• **YOUR INSTRUCTIONS**: Among the entries, find each line that includes the string "Esophagus" and list it.

• **EXTRACTED DATA**:

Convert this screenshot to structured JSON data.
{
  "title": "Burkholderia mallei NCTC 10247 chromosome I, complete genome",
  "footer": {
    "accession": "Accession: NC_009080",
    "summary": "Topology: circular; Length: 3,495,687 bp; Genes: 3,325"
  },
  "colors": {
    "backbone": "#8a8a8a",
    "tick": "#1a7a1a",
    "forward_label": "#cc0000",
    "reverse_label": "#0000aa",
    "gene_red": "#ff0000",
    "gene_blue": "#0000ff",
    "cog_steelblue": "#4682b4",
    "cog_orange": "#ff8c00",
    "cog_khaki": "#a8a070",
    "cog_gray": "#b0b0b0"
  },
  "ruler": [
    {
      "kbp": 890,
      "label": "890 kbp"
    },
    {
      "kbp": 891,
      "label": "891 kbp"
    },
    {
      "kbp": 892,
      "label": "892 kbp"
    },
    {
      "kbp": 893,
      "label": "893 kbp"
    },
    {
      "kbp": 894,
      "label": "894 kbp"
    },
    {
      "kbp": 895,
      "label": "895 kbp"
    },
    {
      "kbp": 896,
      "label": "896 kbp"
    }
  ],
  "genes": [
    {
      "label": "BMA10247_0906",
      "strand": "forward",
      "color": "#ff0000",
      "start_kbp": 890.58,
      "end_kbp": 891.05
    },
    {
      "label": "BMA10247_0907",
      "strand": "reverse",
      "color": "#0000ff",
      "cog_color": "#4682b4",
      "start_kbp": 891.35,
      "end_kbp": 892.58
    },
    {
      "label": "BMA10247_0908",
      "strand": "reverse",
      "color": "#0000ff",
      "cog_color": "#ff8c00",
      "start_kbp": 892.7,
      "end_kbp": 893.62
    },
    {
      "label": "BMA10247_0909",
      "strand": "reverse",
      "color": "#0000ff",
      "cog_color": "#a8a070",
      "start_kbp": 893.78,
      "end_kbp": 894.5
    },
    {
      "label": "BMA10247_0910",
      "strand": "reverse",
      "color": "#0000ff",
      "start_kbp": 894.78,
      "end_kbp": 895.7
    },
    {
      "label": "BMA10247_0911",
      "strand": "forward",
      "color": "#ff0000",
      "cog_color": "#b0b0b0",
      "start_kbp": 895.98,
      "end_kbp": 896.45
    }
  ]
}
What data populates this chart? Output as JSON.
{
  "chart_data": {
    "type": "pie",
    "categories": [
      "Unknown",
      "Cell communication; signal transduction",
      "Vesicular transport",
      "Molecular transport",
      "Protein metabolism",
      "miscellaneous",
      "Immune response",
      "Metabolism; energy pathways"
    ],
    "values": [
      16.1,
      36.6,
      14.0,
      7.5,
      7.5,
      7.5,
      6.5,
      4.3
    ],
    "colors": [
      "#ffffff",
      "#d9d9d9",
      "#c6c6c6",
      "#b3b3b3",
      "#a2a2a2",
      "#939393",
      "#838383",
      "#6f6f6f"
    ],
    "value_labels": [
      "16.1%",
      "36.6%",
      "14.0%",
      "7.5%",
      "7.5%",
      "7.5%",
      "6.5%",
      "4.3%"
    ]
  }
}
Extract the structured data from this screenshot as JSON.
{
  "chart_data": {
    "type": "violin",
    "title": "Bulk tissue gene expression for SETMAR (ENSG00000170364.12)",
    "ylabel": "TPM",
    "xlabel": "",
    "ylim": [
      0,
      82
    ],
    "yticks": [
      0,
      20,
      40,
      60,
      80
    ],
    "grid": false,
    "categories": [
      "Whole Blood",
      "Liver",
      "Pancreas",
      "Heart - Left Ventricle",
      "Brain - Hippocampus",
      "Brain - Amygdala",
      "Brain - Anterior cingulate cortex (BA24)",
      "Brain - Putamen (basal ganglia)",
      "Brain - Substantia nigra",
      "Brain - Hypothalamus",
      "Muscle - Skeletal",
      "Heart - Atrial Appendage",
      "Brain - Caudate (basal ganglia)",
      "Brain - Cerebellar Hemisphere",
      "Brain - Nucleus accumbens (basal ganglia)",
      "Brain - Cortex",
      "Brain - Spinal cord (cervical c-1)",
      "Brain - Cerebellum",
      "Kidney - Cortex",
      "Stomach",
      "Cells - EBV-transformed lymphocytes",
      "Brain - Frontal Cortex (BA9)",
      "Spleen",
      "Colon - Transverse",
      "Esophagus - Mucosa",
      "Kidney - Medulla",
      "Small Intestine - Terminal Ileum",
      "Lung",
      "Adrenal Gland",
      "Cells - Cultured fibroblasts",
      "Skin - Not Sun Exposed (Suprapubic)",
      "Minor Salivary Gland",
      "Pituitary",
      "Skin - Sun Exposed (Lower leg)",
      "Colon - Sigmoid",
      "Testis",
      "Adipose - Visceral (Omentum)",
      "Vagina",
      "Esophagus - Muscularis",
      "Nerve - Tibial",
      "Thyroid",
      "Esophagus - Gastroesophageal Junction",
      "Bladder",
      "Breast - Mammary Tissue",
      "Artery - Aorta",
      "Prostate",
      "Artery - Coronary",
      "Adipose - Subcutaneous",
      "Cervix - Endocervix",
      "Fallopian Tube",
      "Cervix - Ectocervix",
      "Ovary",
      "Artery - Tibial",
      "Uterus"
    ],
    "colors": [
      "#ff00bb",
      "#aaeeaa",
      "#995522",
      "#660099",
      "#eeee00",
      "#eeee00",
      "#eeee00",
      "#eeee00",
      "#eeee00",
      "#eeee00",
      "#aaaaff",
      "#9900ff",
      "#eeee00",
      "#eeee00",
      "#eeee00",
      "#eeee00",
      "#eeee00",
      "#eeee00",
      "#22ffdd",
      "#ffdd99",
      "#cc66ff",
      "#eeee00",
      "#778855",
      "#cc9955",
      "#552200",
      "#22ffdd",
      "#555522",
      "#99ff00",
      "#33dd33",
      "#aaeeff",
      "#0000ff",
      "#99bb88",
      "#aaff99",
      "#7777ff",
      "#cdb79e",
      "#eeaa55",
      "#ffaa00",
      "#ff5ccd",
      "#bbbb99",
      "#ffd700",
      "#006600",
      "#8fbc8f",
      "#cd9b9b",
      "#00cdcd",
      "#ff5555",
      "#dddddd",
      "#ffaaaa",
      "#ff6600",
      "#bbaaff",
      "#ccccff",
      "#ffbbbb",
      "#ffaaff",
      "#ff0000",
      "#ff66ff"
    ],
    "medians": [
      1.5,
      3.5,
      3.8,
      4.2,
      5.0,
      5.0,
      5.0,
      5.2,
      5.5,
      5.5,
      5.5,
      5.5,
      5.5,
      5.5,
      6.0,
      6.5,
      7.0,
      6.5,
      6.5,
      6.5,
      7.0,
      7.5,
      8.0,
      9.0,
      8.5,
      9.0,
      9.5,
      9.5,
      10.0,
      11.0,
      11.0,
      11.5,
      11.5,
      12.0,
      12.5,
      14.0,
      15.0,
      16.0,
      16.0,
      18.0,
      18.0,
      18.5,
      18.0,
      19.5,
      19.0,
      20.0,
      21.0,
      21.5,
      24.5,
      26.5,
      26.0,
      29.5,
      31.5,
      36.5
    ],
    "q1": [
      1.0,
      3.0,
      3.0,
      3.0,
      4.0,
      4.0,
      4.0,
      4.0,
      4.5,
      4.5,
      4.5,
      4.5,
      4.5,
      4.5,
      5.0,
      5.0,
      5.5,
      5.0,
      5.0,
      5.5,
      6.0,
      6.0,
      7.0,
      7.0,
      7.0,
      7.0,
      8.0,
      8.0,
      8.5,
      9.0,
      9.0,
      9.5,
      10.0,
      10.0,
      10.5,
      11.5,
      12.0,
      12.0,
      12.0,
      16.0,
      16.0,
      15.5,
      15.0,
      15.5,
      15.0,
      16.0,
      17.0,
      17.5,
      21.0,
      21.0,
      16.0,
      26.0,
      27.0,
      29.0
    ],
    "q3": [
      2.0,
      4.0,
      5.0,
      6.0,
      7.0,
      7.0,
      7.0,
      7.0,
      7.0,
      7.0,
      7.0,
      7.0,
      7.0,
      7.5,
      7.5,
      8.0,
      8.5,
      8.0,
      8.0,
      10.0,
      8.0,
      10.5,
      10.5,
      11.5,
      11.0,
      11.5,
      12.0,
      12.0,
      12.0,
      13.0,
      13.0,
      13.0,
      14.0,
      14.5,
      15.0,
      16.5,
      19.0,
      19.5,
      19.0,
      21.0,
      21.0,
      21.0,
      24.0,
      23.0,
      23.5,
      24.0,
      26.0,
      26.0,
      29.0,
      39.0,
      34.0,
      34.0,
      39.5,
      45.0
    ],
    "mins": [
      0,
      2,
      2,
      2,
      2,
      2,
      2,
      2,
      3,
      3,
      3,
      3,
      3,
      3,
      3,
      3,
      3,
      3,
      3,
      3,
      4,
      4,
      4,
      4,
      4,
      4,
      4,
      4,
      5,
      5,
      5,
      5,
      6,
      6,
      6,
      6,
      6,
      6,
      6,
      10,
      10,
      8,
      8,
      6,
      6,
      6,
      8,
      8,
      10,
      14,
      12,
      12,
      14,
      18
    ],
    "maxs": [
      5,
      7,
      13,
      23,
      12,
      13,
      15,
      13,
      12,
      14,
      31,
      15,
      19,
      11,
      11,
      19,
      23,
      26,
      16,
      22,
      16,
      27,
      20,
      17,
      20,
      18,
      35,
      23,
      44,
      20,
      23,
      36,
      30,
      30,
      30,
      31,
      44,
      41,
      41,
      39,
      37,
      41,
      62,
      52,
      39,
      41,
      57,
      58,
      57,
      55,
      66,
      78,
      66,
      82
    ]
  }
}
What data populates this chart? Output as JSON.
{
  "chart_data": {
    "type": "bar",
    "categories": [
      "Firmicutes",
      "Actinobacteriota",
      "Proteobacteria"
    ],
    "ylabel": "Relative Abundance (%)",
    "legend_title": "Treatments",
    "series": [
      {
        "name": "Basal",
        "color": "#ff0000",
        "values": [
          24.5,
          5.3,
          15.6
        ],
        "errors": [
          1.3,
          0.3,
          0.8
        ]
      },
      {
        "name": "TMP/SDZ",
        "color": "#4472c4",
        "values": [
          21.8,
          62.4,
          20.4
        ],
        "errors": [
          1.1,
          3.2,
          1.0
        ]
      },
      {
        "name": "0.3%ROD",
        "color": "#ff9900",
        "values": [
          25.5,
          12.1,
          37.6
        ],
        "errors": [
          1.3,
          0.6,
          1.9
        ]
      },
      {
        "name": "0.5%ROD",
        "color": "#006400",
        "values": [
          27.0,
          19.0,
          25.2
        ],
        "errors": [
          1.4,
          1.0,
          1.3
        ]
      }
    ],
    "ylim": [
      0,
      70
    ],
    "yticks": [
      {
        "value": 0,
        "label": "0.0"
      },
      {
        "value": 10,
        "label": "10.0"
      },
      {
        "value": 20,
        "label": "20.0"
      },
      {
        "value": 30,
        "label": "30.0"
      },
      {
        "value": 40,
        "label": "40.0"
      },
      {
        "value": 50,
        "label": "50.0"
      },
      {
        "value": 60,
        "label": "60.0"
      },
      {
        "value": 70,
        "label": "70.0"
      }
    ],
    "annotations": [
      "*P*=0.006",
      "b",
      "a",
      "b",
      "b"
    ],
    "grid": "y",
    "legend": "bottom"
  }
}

• **EXERCISE OUTPUT**:
      "Esophagus - Mucosa",
      "Esophagus - Muscularis",
      "Esophagus - Gastroesophageal Junction",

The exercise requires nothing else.